Challenge: Below is a set of records; print all of them exactly as written.
── Given information ──
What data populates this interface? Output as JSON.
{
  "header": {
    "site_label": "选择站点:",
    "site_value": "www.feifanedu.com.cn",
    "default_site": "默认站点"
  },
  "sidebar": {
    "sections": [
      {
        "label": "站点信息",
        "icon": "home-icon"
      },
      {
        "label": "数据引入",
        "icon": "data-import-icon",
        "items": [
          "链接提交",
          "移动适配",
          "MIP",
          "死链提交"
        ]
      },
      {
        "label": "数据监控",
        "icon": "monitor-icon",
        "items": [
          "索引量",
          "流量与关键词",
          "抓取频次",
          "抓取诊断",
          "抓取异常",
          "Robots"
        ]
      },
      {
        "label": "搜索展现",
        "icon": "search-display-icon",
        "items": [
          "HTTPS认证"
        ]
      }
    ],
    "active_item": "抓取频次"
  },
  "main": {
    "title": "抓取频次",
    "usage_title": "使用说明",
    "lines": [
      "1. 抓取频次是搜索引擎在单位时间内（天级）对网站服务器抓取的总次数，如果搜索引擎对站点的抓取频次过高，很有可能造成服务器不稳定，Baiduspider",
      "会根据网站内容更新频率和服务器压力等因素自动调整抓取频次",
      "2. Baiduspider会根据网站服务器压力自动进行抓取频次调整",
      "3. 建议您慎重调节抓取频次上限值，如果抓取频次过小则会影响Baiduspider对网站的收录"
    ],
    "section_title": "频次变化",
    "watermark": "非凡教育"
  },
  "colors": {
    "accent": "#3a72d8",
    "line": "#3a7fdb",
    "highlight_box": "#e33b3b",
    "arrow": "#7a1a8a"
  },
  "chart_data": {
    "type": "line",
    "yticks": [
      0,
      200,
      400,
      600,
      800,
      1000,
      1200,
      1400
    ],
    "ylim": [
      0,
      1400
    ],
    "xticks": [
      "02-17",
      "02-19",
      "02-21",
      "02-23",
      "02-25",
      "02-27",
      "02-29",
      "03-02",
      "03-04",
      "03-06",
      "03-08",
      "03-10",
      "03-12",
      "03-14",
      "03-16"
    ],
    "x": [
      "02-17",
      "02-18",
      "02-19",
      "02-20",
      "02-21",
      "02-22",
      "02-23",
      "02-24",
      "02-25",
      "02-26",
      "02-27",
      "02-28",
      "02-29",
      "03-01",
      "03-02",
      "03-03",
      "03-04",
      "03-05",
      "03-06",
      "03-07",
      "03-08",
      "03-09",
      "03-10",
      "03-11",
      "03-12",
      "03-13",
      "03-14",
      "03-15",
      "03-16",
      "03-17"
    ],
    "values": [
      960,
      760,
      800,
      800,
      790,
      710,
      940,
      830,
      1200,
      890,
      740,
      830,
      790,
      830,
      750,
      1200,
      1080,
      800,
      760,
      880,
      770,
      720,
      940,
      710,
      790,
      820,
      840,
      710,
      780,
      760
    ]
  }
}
───
Exercise output:
What data populates this interface? Output as JSON.
{
  "header": {
    "site_label": "选择站点:",
    "site_value": "www.feifanedu.com.cn",
    "default_site": "默认站点"
  },
  "sidebar": {
    "sections": [
      {
        "label": "站点信息",
        "icon": "home-icon"
      },
      {
        "label": "数据引入",
        "icon": "data-import-icon",
        "items": [
          "链接提交",
          "移动适配",
          "MIP",
          "死链提交"
        ]
      },
      {
        "label": "数据监控",
        "icon": "monitor-icon",
        "items": [
          "索引量",
          "流量与关键词",
          "抓取频次",
          "抓取诊断",
          "抓取异常",
          "Robots"
        ]
      },
      {
        "label": "搜索展现",
        "icon": "search-display-icon",
        "items": [
          "HTTPS认证"
        ]
      }
    ],
    "active_item": "抓取频次"
  },
  "main": {
    "title": "抓取频次",
    "usage_title": "使用说明",
    "lines": [
      "1. 抓取频次是搜索引擎在单位时间内（天级）对网站服务器抓取的总次数，如果搜索引擎对站点的抓取频次过高，很有可能造成服务器不稳定，Baiduspider",
      "会根据网站内容更新频率和服务器压力等因素自动调整抓取频次",
      "2. Baiduspider会根据网站服务器压力自动进行抓取频次调整",
      "3. 建议您慎重调节抓取频次上限值，如果抓取频次过小则会影响Baiduspider对网站的收录"
    ],
    "section_title": "频次变化",
    "watermark": "非凡教育"
  },
  "colors": {
    "accent": "#3a72d8",
    "line": "#3a7fdb",
    "highlight_box": "#e33b3b",
    "arrow": "#7a1a8a"
  },
  "chart_data": {
    "type": "line",
    "yticks": [
      0,
      200,
      400,
      600,
      800,
      1000,
      1200,
      1400
    ],
    "ylim": [
      0,
      1400
    ],
    "xticks": [
      "02-17",
      "02-19",
      "02-21",
      "02-23",
      "02-25",
      "02-27",
      "02-29",
      "03-02",
      "03-04",
      "03-06",
      "03-08",
      "03-10",
      "03-12",
      "03-14",
      "03-16"
    ],
    "x": [
      "02-17",
      "02-18",
      "02-19",
      "02-20",
      "02-21",
      "02-22",
      "02-23",
      "02-24",
      "02-25",
      "02-26",
      "02-27",
      "02-28",
      "02-29",
      "03-01",
      "03-02",
      "03-03",
      "03-04",
      "03-05",
      "03-06",
      "03-07",
      "03-08",
      "03-09",
      "03-10",
      "03-11",
      "03-12",
      "03-13",
      "03-14",
      "03-15",
      "03-16",
      "03-17"
    ],
    "values": [
      960,
      760,
      800,
      800,
      790,
      710,
      940,
      830,
      1200,
      890,
      740,
      830,
      790,
      830,
      750,
      1200,
      1080,
      800,
      760,
      880,
      770,
      720,
      940,
      710,
      790,
      820,
      840,
      710,
      780,
      760
    ]
  }
}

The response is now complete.